# [Given instruction]
List each line of the data in which the string "color" appears.

## BEGIN Input records

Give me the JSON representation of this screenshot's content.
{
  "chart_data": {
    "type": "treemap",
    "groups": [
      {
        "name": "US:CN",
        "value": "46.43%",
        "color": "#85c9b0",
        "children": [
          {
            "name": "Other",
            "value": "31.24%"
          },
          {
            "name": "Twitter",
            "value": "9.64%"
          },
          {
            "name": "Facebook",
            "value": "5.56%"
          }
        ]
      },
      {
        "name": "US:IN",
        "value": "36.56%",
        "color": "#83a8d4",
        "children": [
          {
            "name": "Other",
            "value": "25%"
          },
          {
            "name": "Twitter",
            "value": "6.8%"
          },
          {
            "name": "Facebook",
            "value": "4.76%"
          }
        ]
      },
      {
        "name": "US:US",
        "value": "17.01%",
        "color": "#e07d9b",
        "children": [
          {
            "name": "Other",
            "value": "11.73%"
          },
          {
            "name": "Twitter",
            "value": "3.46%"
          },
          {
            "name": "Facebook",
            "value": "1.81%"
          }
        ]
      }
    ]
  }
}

## END Input records

# [Result below]
        "color": "#85c9b0",
        "color": "#83a8d4",
        "color": "#e07d9b",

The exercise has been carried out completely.